— BEGIN —
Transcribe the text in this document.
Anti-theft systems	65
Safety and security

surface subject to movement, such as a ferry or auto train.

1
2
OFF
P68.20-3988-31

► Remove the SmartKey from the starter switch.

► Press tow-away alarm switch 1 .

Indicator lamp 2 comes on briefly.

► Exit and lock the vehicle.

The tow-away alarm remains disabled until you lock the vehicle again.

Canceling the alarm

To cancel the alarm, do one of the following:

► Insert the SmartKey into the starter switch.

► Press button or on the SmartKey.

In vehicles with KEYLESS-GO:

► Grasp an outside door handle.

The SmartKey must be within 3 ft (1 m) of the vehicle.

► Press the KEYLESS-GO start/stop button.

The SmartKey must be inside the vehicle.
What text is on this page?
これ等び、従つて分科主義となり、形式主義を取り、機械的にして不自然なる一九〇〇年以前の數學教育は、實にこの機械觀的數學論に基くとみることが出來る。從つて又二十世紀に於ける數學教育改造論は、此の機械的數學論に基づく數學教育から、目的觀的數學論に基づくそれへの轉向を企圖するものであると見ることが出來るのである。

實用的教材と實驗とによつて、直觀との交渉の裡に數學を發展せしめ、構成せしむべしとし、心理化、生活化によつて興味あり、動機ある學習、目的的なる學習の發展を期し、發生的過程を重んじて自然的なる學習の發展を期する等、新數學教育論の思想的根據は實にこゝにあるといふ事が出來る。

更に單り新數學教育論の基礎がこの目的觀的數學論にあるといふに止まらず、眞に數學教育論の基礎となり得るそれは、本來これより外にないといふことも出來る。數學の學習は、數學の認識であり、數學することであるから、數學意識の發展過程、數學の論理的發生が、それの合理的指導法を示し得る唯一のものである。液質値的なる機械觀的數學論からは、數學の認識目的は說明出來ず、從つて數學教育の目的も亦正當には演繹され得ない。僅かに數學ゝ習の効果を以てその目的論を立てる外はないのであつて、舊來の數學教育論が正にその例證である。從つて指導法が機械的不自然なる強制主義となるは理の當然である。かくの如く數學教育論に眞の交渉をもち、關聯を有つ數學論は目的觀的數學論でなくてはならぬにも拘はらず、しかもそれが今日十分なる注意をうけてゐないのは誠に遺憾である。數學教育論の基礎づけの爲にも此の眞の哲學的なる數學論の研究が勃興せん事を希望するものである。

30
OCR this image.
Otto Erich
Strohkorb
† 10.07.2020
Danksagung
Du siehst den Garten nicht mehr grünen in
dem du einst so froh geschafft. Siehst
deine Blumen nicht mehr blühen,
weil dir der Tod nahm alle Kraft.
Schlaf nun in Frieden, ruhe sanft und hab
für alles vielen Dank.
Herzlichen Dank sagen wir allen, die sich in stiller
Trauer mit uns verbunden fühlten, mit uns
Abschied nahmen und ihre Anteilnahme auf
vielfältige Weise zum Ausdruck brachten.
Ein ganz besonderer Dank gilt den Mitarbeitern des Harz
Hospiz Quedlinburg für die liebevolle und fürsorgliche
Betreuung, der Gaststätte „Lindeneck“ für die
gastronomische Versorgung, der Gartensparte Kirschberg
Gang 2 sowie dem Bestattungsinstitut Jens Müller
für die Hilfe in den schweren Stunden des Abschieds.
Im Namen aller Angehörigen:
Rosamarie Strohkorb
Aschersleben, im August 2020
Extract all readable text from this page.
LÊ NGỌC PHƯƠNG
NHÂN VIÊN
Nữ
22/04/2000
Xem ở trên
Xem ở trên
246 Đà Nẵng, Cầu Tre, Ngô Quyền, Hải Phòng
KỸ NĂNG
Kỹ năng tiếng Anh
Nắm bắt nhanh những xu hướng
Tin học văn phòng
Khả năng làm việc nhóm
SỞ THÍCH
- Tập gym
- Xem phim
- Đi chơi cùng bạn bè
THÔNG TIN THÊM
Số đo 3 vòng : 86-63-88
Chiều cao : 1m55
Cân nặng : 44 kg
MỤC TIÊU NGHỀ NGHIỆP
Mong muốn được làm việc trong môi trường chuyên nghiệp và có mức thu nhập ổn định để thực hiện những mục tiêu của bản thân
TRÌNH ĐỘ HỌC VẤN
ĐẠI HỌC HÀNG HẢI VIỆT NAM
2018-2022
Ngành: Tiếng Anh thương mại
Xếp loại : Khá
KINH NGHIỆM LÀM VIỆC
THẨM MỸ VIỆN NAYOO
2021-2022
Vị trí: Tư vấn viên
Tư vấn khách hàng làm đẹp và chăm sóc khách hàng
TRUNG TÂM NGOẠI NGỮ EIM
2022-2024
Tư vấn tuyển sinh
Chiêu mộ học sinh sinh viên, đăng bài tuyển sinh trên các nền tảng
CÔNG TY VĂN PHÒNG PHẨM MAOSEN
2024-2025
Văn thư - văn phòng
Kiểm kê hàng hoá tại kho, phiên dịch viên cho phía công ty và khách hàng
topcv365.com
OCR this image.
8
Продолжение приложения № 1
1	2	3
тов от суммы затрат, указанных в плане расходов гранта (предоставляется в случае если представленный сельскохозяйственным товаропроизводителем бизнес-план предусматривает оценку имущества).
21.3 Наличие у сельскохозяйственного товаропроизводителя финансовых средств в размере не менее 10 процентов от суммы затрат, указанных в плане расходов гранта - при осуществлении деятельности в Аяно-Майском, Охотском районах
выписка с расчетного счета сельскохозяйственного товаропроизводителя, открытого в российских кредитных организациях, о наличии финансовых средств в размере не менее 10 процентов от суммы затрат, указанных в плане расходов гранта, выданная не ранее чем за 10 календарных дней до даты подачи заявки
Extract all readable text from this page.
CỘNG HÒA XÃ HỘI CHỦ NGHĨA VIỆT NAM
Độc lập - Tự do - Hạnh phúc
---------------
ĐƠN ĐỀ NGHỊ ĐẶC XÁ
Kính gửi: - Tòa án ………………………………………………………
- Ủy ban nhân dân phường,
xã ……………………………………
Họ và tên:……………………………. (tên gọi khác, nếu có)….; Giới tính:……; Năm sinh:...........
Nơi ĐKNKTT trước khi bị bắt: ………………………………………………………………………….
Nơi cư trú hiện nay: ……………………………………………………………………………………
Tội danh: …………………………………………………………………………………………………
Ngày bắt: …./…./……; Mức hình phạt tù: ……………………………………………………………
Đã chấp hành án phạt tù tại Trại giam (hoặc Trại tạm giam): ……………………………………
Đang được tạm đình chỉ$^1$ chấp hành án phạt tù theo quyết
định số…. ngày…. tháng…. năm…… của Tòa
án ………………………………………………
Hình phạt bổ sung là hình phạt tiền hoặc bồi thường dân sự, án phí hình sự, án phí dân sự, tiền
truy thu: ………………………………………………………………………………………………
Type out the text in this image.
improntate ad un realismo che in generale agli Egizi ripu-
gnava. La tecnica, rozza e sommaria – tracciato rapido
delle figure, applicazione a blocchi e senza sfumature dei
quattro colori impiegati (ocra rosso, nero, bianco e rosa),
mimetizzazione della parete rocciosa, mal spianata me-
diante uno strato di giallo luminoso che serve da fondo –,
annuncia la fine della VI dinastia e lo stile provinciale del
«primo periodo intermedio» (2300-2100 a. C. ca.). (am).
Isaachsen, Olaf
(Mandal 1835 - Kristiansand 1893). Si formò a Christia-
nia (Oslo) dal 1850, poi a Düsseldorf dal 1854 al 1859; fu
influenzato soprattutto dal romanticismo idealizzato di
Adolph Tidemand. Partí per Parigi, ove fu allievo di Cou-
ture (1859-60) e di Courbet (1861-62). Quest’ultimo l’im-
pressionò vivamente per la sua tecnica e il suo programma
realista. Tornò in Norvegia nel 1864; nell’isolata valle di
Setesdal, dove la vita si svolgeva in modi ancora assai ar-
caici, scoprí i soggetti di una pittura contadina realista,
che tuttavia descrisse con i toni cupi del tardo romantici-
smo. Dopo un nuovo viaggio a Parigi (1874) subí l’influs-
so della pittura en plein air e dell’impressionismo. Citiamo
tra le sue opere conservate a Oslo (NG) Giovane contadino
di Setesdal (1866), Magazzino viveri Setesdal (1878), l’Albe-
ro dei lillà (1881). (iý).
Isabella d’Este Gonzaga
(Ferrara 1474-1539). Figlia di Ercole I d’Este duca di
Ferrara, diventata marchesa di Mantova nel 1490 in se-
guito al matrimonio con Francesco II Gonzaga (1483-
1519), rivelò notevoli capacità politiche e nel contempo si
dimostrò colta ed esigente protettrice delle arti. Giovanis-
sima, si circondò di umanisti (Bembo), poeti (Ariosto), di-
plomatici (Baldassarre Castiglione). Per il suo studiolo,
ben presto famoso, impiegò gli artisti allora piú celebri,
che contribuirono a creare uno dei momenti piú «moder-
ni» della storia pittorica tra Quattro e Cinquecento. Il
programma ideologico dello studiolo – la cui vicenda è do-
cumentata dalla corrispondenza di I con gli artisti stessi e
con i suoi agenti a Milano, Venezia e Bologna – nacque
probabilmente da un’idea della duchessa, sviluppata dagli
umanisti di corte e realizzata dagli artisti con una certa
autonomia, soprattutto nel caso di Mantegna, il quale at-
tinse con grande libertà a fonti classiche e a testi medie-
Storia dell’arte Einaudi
— END —
_Task details_: Within the material above, find the lines that contain the word "Setesdal"; copy them.

_Solved problem_:
Setesdal, dove la vita si svolgeva in modi ancora assai ar-
di Setesdal (1866), Magazzino viveri Setesdal (1878), l’Albe-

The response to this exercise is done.